What needs to be done
Retype the material below. Keep every word exactly as it is.

#### Dataset entries

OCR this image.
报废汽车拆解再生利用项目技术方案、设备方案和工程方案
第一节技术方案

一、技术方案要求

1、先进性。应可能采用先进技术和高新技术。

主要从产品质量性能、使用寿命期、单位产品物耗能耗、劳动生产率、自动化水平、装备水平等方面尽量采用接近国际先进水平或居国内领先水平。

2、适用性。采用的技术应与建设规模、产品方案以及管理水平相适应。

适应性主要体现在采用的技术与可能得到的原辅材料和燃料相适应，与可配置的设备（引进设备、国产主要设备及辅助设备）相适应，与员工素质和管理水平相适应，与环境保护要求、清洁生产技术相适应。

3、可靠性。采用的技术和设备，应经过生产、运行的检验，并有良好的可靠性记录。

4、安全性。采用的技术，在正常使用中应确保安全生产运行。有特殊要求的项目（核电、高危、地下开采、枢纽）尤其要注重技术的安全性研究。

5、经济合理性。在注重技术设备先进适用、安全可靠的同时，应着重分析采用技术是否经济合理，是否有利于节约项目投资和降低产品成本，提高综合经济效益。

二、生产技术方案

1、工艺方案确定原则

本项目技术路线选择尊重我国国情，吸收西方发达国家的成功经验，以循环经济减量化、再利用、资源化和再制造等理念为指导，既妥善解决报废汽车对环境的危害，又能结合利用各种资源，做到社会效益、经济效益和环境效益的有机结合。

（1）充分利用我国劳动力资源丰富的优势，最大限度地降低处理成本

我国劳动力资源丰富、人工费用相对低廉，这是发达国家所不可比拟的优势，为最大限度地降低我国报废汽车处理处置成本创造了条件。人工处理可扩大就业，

########

Written answer
OCR this image.
报废汽车拆解再生利用项目技术方案、设备方案和工程方案
第一节技术方案

一、技术方案要求

1、先进性。应可能采用先进技术和高新技术。

主要从产品质量性能、使用寿命期、单位产品物耗能耗、劳动生产率、自动化水平、装备水平等方面尽量采用接近国际先进水平或居国内领先水平。

2、适用性。采用的技术应与建设规模、产品方案以及管理水平相适应。

适应性主要体现在采用的技术与可能得到的原辅材料和燃料相适应，与可配置的设备（引进设备、国产主要设备及辅助设备）相适应，与员工素质和管理水平相适应，与环境保护要求、清洁生产技术相适应。

3、可靠性。采用的技术和设备，应经过生产、运行的检验，并有良好的可靠性记录。

4、安全性。采用的技术，在正常使用中应确保安全生产运行。有特殊要求的项目（核电、高危、地下开采、枢纽）尤其要注重技术的安全性研究。

5、经济合理性。在注重技术设备先进适用、安全可靠的同时，应着重分析采用技术是否经济合理，是否有利于节约项目投资和降低产品成本，提高综合经济效益。

二、生产技术方案

1、工艺方案确定原则

本项目技术路线选择尊重我国国情，吸收西方发达国家的成功经验，以循环经济减量化、再利用、资源化和再制造等理念为指导，既妥善解决报废汽车对环境的危害，又能结合利用各种资源，做到社会效益、经济效益和环境效益的有机结合。

（1）充分利用我国劳动力资源丰富的优势，最大限度地降低处理成本

我国劳动力资源丰富、人工费用相对低廉，这是发达国家所不可比拟的优势，为最大限度地降低我国报废汽车处理处置成本创造了条件。人工处理可扩大就业，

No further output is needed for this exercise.